* [What to do] All of the material below is to be retyped exactly.

* [Record set]
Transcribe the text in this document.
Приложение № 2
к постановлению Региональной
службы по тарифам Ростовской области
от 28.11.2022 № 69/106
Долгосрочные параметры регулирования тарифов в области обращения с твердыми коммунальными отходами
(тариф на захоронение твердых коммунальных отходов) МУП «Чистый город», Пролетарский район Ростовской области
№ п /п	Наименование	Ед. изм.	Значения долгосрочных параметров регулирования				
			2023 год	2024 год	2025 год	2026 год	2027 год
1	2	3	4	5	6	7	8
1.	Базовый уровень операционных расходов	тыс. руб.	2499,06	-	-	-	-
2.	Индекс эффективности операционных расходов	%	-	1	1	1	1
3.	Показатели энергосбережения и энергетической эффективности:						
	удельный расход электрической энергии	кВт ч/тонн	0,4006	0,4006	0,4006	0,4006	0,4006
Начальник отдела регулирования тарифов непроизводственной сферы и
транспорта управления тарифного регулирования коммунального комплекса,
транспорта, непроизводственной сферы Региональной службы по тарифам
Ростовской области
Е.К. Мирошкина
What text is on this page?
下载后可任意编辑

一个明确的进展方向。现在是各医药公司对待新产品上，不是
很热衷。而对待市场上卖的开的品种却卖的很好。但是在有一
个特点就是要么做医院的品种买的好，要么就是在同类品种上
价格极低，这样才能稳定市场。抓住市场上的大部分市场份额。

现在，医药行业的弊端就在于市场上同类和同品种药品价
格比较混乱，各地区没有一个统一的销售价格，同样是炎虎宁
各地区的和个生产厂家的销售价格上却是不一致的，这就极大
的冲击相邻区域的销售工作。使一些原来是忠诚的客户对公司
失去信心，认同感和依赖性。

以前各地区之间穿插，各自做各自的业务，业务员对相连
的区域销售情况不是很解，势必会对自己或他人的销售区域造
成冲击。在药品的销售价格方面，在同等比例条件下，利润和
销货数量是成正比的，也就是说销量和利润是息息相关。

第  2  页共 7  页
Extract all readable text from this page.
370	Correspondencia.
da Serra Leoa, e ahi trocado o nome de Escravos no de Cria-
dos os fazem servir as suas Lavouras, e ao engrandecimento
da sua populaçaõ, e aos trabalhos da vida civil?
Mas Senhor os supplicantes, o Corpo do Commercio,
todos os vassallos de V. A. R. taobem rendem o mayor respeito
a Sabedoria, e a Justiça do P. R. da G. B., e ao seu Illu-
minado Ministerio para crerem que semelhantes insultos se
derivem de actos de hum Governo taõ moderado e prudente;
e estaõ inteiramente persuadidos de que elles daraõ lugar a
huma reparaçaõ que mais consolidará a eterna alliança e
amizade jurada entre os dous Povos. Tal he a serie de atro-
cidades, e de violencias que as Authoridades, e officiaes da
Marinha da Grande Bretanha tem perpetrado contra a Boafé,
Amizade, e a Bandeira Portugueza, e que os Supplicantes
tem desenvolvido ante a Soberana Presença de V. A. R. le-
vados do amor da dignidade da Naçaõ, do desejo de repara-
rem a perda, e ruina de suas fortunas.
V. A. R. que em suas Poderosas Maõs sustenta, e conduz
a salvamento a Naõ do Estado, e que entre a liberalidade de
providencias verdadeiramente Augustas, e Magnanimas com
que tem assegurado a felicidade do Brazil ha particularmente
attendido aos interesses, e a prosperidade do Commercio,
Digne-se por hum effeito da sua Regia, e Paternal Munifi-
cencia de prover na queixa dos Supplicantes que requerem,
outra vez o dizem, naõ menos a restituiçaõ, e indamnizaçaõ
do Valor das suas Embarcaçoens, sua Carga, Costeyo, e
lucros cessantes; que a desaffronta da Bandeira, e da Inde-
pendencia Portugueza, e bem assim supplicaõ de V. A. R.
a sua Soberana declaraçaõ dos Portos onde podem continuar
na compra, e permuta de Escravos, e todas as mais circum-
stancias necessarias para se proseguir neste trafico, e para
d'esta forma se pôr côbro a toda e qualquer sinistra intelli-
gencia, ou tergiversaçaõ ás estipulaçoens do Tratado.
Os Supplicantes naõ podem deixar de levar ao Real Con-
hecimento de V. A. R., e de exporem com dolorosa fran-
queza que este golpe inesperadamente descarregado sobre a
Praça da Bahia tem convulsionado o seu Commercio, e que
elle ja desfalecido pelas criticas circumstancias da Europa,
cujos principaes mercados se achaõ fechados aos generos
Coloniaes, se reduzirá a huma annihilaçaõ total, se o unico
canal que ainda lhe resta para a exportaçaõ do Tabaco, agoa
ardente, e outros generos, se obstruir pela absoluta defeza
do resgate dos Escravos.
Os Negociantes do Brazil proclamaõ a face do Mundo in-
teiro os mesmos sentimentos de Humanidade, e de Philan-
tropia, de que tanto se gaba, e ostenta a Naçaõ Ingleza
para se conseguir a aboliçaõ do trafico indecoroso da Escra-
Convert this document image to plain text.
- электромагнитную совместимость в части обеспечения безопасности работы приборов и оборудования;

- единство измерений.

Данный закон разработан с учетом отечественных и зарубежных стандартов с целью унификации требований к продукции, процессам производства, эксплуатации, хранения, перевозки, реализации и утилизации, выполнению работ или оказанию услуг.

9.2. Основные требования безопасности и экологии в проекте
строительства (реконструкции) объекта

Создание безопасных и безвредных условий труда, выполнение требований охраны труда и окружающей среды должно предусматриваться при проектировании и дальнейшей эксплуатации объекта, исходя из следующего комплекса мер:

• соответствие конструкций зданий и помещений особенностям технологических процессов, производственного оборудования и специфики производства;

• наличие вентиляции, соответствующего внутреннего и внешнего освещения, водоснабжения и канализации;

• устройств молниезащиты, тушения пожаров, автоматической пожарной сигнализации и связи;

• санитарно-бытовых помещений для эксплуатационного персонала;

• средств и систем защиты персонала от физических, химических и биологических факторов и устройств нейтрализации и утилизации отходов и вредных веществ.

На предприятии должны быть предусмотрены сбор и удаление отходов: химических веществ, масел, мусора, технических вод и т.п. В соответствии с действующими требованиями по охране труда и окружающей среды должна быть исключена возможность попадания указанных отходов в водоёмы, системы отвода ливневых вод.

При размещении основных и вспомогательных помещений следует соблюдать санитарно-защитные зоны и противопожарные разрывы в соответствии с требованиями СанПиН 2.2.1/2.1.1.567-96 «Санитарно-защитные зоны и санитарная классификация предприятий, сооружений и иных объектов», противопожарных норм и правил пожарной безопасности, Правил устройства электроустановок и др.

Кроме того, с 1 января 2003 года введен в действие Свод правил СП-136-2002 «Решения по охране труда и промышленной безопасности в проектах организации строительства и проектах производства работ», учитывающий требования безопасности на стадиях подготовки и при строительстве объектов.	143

* [Response to this task]
Transcribe the text in this document.
Приложение № 2
к постановлению Региональной
службы по тарифам Ростовской области
от 28.11.2022 № 69/106
Долгосрочные параметры регулирования тарифов в области обращения с твердыми коммунальными отходами
(тариф на захоронение твердых коммунальных отходов) МУП «Чистый город», Пролетарский район Ростовской области
№ п /п	Наименование	Ед. изм.	Значения долгосрочных параметров регулирования				
			2023 год	2024 год	2025 год	2026 год	2027 год
1	2	3	4	5	6	7	8
1.	Базовый уровень операционных расходов	тыс. руб.	2499,06	-	-	-	-
2.	Индекс эффективности операционных расходов	%	-	1	1	1	1
3.	Показатели энергосбережения и энергетической эффективности:						
	удельный расход электрической энергии	кВт ч/тонн	0,4006	0,4006	0,4006	0,4006	0,4006
Начальник отдела регулирования тарифов непроизводственной сферы и
транспорта управления тарифного регулирования коммунального комплекса,
транспорта, непроизводственной сферы Региональной службы по тарифам
Ростовской области
Е.К. Мирошкина
What text is on this page?
下载后可任意编辑

一个明确的进展方向。现在是各医药公司对待新产品上，不是
很热衷。而对待市场上卖的开的品种却卖的很好。但是在有一
个特点就是要么做医院的品种买的好，要么就是在同类品种上
价格极低，这样才能稳定市场。抓住市场上的大部分市场份额。

现在，医药行业的弊端就在于市场上同类和同品种药品价
格比较混乱，各地区没有一个统一的销售价格，同样是炎虎宁
各地区的和个生产厂家的销售价格上却是不一致的，这就极大
的冲击相邻区域的销售工作。使一些原来是忠诚的客户对公司
失去信心，认同感和依赖性。

以前各地区之间穿插，各自做各自的业务，业务员对相连
的区域销售情况不是很解，势必会对自己或他人的销售区域造
成冲击。在药品的销售价格方面，在同等比例条件下，利润和
销货数量是成正比的，也就是说销量和利润是息息相关。

第  2  页共 7  页
Extract all readable text from this page.
370	Correspondencia.
da Serra Leoa, e ahi trocado o nome de Escravos no de Cria-
dos os fazem servir as suas Lavouras, e ao engrandecimento
da sua populaçaõ, e aos trabalhos da vida civil?
Mas Senhor os supplicantes, o Corpo do Commercio,
todos os vassallos de V. A. R. taobem rendem o mayor respeito
a Sabedoria, e a Justiça do P. R. da G. B., e ao seu Illu-
minado Ministerio para crerem que semelhantes insultos se
derivem de actos de hum Governo taõ moderado e prudente;
e estaõ inteiramente persuadidos de que elles daraõ lugar a
huma reparaçaõ que mais consolidará a eterna alliança e
amizade jurada entre os dous Povos. Tal he a serie de atro-
cidades, e de violencias que as Authoridades, e officiaes da
Marinha da Grande Bretanha tem perpetrado contra a Boafé,
Amizade, e a Bandeira Portugueza, e que os Supplicantes
tem desenvolvido ante a Soberana Presença de V. A. R. le-
vados do amor da dignidade da Naçaõ, do desejo de repara-
rem a perda, e ruina de suas fortunas.
V. A. R. que em suas Poderosas Maõs sustenta, e conduz
a salvamento a Naõ do Estado, e que entre a liberalidade de
providencias verdadeiramente Augustas, e Magnanimas com
que tem assegurado a felicidade do Brazil ha particularmente
attendido aos interesses, e a prosperidade do Commercio,
Digne-se por hum effeito da sua Regia, e Paternal Munifi-
cencia de prover na queixa dos Supplicantes que requerem,
outra vez o dizem, naõ menos a restituiçaõ, e indamnizaçaõ
do Valor das suas Embarcaçoens, sua Carga, Costeyo, e
lucros cessantes; que a desaffronta da Bandeira, e da Inde-
pendencia Portugueza, e bem assim supplicaõ de V. A. R.
a sua Soberana declaraçaõ dos Portos onde podem continuar
na compra, e permuta de Escravos, e todas as mais circum-
stancias necessarias para se proseguir neste trafico, e para
d'esta forma se pôr côbro a toda e qualquer sinistra intelli-
gencia, ou tergiversaçaõ ás estipulaçoens do Tratado.
Os Supplicantes naõ podem deixar de levar ao Real Con-
hecimento de V. A. R., e de exporem com dolorosa fran-
queza que este golpe inesperadamente descarregado sobre a
Praça da Bahia tem convulsionado o seu Commercio, e que
elle ja desfalecido pelas criticas circumstancias da Europa,
cujos principaes mercados se achaõ fechados aos generos
Coloniaes, se reduzirá a huma annihilaçaõ total, se o unico
canal que ainda lhe resta para a exportaçaõ do Tabaco, agoa
ardente, e outros generos, se obstruir pela absoluta defeza
do resgate dos Escravos.
Os Negociantes do Brazil proclamaõ a face do Mundo in-
teiro os mesmos sentimentos de Humanidade, e de Philan-
tropia, de que tanto se gaba, e ostenta a Naçaõ Ingleza
para se conseguir a aboliçaõ do trafico indecoroso da Escra-
Convert this document image to plain text.
- электромагнитную совместимость в части обеспечения безопасности работы приборов и оборудования;

- единство измерений.

Данный закон разработан с учетом отечественных и зарубежных стандартов с целью унификации требований к продукции, процессам производства, эксплуатации, хранения, перевозки, реализации и утилизации, выполнению работ или оказанию услуг.

9.2. Основные требования безопасности и экологии в проекте
строительства (реконструкции) объекта

Создание безопасных и безвредных условий труда, выполнение требований охраны труда и окружающей среды должно предусматриваться при проектировании и дальнейшей эксплуатации объекта, исходя из следующего комплекса мер:

• соответствие конструкций зданий и помещений особенностям технологических процессов, производственного оборудования и специфики производства;

• наличие вентиляции, соответствующего внутреннего и внешнего освещения, водоснабжения и канализации;

• устройств молниезащиты, тушения пожаров, автоматической пожарной сигнализации и связи;

• санитарно-бытовых помещений для эксплуатационного персонала;

• средств и систем защиты персонала от физических, химических и биологических факторов и устройств нейтрализации и утилизации отходов и вредных веществ.

На предприятии должны быть предусмотрены сбор и удаление отходов: химических веществ, масел, мусора, технических вод и т.п. В соответствии с действующими требованиями по охране труда и окружающей среды должна быть исключена возможность попадания указанных отходов в водоёмы, системы отвода ливневых вод.

При размещении основных и вспомогательных помещений следует соблюдать санитарно-защитные зоны и противопожарные разрывы в соответствии с требованиями СанПиН 2.2.1/2.1.1.567-96 «Санитарно-защитные зоны и санитарная классификация предприятий, сооружений и иных объектов», противопожарных норм и правил пожарной безопасности, Правил устройства электроустановок и др.

Кроме того, с 1 января 2003 года введен в действие Свод правил СП-136-2002 «Решения по охране труда и промышленной безопасности в проектах организации строительства и проектах производства работ», учитывающий требования безопасности на стадиях подготовки и при строительстве объектов.	143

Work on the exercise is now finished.